Exercise prompt
Determine the count of lines holding the string "Wert". Return only the number.

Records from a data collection
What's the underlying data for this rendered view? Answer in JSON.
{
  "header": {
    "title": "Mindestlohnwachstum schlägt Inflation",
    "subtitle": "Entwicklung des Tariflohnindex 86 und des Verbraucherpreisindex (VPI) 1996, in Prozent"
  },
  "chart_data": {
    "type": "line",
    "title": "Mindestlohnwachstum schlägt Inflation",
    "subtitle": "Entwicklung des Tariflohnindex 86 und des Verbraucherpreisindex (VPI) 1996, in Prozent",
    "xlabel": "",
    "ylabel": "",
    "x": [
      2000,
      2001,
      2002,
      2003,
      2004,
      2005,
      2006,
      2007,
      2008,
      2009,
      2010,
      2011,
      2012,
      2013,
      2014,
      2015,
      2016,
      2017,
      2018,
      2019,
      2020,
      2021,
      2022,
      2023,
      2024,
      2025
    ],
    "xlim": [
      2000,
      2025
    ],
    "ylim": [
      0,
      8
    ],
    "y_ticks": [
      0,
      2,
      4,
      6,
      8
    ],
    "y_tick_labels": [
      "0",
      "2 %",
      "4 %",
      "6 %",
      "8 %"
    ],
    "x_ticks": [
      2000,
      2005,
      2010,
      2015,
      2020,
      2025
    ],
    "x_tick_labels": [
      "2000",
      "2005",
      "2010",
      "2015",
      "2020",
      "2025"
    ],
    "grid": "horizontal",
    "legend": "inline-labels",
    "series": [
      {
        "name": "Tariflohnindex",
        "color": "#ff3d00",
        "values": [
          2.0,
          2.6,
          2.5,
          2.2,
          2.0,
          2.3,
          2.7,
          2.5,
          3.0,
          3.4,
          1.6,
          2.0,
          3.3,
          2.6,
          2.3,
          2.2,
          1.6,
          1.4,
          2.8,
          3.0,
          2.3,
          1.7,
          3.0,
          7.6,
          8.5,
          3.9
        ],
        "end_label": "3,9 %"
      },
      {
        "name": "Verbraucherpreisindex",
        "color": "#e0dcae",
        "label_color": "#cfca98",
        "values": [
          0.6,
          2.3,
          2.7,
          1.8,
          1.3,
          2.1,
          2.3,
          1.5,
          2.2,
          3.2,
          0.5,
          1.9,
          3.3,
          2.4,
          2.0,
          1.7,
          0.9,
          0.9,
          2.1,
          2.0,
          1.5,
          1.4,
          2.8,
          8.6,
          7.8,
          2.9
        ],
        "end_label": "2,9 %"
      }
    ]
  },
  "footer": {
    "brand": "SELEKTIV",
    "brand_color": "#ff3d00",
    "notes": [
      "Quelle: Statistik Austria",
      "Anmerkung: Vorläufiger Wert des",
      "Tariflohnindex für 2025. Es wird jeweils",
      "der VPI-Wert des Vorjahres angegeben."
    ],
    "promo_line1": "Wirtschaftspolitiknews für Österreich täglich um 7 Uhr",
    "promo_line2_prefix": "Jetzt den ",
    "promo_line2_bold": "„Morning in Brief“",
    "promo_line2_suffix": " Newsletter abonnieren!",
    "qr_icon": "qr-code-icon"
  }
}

---

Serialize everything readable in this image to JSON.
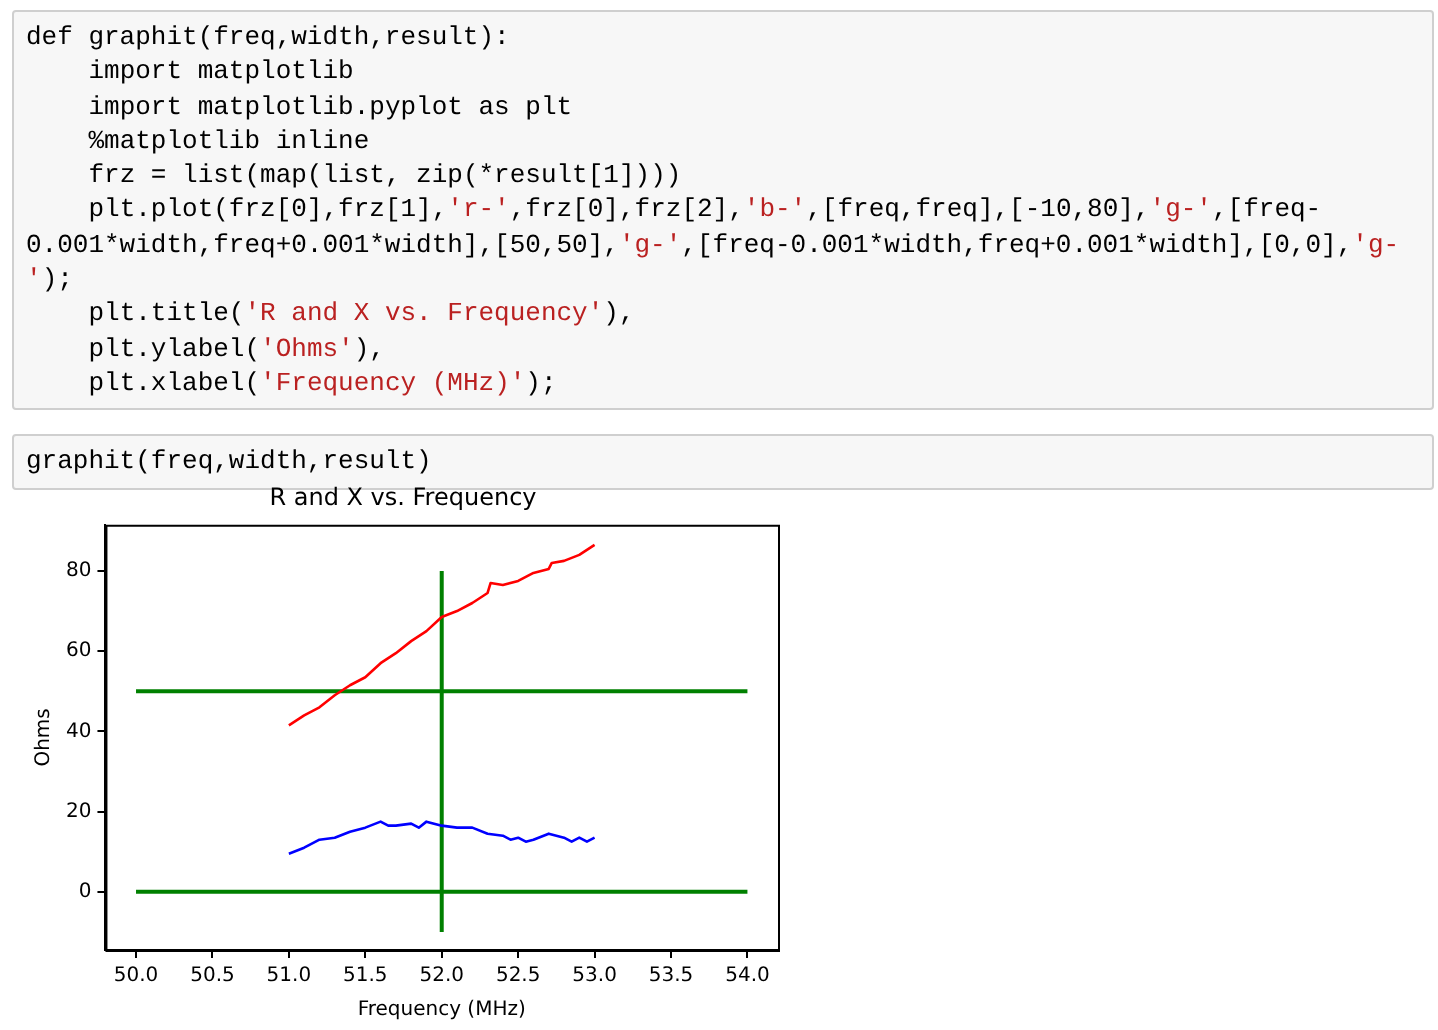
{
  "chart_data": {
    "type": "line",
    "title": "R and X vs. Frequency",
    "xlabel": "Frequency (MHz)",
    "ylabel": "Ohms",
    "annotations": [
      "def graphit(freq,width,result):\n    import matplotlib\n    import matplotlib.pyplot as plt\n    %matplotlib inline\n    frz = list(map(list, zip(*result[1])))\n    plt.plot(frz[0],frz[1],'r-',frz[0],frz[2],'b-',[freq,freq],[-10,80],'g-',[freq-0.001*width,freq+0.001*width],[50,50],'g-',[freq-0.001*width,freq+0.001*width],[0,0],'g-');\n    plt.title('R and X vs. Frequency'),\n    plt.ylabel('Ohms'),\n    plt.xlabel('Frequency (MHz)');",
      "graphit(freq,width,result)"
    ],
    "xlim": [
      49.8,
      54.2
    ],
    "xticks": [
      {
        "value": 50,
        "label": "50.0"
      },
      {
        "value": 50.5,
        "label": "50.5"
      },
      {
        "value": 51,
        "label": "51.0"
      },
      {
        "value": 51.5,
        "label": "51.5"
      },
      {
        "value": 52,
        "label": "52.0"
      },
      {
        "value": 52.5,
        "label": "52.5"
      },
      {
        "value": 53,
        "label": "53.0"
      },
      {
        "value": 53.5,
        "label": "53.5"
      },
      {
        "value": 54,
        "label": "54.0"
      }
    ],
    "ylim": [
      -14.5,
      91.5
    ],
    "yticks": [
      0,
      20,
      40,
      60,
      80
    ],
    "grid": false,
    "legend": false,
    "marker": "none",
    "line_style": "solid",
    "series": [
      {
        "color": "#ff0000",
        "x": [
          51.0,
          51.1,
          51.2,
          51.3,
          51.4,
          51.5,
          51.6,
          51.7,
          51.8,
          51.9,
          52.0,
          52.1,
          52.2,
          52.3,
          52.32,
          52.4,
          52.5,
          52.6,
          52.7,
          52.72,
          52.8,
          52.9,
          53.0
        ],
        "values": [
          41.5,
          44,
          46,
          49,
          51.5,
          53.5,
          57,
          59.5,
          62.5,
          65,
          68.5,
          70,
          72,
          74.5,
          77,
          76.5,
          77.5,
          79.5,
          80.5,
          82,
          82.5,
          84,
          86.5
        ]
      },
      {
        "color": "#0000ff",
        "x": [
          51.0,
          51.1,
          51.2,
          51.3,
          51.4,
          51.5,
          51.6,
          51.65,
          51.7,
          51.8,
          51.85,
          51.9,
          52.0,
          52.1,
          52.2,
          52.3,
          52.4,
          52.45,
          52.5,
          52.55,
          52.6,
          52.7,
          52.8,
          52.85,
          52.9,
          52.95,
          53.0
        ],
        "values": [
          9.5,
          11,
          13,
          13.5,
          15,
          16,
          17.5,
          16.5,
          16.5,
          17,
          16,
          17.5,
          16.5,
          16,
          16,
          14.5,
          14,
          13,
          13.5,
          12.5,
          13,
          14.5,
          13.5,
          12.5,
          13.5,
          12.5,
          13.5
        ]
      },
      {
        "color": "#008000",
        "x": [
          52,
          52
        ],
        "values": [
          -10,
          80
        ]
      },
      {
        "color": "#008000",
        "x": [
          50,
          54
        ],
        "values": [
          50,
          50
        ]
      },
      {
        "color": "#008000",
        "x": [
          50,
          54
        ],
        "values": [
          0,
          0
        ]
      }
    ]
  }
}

Task response
2